Text segment:
= = =
That was pretty much all there was to it. Peter wrapped the rope around is leg to hold himself in place while he adjusted his grip and then continued to slide down the rope.
As Peter reached the bottom, a small crowd of people began to gather (since the rope was stretched across the walkway, we had everybody halt and carry their bike over the rope). I clipped in and climbed over, but had second thoughts about using just a t-shirt as my hands sole protection from the high heat that would soon build up due to the friction.
Needless to say, setup would be critical for this. After a thorough survey of the bridge, we determined that the best points to tie into would be supports for the railing. It was a thick steel plate with little or no corrosion secured by several large bolts. Stress testing (i.e. yanking on it) indicated that was securely fastened to the bridge.
With that, Peter began the actual setup. We’d have two lengths of webbing (red) attached to the two anchor points (the railing supports) tied using a water knot. The opposite ends would also be tied in a water knot with two opposite and opposing locking carabiners.
The 60 meter rope would be attached to the carabiners with a figure eight loop and the strung across the walkway and over the side. In retrospect, I’m not sure this was the best idea. The structure should have been designed to to support a horizontal load applied to it, but the way the steel was bolted makes me think that applying the load horizontally instead of vertically would increase the shear stress. It probably doesn’t matter that much since the entire railing was over designed (any thoughts on this Peter?).
= = =
[Part of a data file]

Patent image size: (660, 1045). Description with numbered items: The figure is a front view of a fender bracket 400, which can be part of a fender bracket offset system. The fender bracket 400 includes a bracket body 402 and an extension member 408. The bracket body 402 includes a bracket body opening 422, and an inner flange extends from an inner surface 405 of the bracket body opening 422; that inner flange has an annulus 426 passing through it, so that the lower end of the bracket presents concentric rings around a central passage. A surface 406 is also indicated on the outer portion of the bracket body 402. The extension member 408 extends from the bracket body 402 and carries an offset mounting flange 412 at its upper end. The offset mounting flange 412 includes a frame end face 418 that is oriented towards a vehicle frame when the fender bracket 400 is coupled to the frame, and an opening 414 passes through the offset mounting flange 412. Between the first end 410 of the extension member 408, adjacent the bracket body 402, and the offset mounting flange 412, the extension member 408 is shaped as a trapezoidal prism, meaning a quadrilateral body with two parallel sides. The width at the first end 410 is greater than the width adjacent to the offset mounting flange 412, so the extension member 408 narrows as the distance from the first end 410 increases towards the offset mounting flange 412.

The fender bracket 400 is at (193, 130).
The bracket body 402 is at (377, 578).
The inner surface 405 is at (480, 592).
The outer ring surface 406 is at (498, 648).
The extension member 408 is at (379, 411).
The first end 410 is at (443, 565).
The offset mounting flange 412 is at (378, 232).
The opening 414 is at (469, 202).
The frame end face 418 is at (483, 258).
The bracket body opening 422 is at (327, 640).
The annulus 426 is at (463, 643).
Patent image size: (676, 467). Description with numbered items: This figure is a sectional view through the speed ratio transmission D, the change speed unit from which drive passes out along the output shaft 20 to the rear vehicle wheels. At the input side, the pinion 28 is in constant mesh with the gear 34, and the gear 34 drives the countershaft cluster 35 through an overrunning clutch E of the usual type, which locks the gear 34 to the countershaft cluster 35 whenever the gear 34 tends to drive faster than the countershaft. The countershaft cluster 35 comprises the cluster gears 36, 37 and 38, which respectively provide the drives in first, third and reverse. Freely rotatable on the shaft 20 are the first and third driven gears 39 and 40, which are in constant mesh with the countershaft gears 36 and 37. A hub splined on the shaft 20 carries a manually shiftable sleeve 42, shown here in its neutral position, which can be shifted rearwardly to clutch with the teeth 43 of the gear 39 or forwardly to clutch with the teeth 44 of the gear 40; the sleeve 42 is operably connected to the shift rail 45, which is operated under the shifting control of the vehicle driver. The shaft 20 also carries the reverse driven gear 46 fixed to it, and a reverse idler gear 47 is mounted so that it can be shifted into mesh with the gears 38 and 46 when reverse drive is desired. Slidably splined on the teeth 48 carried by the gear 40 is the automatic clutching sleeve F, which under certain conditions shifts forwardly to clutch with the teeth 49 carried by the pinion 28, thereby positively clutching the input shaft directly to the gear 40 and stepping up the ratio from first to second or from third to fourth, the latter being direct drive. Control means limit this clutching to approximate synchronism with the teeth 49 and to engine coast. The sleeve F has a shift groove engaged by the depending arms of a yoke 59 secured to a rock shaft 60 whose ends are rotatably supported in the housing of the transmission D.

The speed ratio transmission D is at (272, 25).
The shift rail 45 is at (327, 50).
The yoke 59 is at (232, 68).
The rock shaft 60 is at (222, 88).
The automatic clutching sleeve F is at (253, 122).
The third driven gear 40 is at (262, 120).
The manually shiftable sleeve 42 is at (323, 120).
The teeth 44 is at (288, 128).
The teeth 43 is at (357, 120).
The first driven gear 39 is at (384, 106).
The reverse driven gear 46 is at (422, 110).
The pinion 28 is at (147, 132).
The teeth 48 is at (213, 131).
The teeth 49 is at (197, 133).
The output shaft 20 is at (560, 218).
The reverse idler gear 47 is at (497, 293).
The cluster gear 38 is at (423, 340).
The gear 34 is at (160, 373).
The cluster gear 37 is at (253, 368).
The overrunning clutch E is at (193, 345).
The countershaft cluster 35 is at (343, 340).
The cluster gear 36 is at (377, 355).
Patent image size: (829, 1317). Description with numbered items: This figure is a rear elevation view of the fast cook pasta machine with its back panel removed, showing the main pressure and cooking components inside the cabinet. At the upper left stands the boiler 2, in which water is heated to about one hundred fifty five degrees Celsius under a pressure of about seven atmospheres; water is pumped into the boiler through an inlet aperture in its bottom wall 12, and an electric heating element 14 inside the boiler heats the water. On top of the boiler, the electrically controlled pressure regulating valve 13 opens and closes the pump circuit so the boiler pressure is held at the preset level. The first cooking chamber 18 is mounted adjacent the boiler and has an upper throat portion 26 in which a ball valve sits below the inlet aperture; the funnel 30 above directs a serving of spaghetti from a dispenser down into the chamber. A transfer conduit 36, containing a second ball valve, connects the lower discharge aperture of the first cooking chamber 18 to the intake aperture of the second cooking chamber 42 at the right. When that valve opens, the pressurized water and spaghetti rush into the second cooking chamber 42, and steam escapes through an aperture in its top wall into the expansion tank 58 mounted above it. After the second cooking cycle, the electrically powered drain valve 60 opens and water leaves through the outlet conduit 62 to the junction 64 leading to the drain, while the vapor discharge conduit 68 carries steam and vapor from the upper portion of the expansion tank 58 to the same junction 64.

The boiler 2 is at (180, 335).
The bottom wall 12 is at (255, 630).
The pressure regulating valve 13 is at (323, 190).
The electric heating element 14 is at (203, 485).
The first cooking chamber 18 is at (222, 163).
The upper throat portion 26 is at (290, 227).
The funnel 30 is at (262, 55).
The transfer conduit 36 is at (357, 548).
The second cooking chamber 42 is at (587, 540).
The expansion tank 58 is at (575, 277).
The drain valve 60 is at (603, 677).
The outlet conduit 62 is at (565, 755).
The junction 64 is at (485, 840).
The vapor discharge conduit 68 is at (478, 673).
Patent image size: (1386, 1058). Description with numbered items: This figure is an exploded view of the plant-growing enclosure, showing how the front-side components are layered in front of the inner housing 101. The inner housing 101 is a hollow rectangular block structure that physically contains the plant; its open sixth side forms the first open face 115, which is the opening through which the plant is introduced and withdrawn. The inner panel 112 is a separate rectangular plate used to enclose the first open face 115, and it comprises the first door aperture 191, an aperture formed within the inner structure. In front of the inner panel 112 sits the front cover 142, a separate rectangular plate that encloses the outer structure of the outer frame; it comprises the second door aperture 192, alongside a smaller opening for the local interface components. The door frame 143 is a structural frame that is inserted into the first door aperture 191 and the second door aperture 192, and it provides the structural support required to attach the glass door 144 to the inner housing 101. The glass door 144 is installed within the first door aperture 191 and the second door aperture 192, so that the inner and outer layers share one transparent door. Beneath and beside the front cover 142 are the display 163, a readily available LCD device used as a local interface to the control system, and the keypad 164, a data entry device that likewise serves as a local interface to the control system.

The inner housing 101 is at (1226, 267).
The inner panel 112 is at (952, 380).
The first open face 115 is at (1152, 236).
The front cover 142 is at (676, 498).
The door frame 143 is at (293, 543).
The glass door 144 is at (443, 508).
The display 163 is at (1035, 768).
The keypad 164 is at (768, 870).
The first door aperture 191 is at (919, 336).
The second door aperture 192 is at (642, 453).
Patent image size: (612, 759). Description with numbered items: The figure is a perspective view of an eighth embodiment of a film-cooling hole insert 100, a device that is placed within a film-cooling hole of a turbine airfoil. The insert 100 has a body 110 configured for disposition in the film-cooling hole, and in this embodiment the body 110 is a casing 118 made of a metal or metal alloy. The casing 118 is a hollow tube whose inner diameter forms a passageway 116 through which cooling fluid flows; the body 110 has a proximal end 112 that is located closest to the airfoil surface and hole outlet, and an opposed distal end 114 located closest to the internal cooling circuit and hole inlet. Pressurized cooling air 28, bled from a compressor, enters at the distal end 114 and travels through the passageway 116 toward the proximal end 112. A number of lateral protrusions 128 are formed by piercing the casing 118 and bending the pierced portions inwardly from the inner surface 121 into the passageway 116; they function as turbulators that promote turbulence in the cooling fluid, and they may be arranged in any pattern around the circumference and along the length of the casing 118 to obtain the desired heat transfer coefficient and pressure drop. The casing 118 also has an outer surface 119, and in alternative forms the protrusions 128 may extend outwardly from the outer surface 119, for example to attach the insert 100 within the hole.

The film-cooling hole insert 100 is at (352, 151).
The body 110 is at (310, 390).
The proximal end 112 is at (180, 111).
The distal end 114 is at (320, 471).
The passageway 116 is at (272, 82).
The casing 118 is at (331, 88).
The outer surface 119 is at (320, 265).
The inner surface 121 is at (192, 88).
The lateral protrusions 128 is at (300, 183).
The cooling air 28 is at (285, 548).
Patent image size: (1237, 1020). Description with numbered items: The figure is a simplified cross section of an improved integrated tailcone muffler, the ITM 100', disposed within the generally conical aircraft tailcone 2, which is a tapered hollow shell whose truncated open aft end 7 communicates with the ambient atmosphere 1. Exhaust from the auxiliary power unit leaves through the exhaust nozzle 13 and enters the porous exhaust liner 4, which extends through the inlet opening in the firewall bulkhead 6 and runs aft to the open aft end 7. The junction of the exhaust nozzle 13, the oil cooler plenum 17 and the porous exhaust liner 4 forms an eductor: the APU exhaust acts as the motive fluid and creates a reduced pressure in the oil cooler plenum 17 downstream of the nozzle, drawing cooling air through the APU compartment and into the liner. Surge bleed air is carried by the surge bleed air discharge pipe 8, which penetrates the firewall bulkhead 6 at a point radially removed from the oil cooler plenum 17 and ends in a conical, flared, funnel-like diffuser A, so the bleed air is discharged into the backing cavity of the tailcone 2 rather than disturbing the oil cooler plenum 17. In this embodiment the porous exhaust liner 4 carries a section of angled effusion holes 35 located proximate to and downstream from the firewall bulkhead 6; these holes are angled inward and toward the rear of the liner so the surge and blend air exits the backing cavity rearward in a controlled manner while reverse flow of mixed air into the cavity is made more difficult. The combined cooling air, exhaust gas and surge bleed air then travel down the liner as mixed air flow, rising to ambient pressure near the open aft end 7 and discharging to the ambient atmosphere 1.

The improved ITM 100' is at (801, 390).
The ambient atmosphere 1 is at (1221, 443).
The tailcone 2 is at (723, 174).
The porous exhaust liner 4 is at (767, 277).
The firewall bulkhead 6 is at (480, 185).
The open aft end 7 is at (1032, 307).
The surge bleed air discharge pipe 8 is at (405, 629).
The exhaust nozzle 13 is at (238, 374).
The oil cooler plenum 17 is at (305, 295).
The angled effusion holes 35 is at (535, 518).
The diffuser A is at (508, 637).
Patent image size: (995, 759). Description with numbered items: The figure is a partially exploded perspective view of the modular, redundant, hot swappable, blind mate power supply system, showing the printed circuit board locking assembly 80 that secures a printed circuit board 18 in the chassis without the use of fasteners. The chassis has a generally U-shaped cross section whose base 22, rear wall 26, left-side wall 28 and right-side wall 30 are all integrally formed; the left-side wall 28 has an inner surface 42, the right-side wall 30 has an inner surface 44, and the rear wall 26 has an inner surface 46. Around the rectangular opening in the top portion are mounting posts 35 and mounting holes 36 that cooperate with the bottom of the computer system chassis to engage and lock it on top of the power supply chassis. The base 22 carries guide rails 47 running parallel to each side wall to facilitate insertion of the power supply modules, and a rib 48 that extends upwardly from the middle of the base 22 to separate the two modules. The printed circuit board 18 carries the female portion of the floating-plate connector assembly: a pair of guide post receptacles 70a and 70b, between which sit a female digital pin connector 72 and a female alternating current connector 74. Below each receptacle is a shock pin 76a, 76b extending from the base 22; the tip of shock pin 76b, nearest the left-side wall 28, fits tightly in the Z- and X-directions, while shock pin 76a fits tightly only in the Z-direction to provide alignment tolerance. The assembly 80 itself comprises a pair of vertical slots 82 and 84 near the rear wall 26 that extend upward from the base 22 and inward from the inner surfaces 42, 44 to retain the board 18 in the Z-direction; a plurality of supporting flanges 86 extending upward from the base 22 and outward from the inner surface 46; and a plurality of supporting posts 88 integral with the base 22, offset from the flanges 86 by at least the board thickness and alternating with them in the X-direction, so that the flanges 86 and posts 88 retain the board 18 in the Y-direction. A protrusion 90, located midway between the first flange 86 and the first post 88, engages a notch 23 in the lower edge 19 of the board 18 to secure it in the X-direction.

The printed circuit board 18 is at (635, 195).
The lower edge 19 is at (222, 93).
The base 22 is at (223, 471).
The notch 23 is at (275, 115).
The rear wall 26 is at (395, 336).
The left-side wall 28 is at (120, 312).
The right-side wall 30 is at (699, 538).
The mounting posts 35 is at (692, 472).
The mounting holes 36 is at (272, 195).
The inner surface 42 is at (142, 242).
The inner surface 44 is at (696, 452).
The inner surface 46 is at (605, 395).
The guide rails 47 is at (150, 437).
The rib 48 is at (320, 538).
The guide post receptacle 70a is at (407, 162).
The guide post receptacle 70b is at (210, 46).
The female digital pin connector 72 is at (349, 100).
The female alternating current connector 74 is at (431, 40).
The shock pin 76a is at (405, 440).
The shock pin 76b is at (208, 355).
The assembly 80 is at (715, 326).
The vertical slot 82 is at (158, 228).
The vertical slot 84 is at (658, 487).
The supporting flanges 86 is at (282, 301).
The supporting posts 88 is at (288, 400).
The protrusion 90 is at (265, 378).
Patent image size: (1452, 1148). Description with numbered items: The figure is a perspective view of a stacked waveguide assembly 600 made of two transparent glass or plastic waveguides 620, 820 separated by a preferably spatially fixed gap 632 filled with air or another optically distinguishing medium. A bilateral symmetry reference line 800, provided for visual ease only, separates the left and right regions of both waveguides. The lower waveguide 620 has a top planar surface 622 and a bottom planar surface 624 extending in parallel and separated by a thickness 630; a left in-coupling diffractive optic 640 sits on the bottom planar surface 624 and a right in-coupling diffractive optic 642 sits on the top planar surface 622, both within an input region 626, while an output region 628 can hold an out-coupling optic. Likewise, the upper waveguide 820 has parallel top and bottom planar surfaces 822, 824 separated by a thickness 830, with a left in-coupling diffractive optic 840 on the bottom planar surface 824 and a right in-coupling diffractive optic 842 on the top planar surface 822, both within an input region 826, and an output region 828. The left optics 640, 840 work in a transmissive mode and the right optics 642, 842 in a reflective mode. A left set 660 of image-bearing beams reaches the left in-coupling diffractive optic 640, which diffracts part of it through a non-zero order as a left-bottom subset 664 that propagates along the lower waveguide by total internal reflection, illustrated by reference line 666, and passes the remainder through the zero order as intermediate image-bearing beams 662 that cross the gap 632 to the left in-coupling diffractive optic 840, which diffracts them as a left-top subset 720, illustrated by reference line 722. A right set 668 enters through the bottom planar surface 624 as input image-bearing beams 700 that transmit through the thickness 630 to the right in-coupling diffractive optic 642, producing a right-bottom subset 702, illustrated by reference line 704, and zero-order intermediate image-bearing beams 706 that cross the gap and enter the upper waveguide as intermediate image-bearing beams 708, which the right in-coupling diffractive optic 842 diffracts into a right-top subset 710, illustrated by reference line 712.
= = =
Exercise brief:
In the bridge text, which points did the survey of the bridge show to be the best to tie into? Work only from the bridge text and not from the listing.

Exercise answer:
The supports for the railing.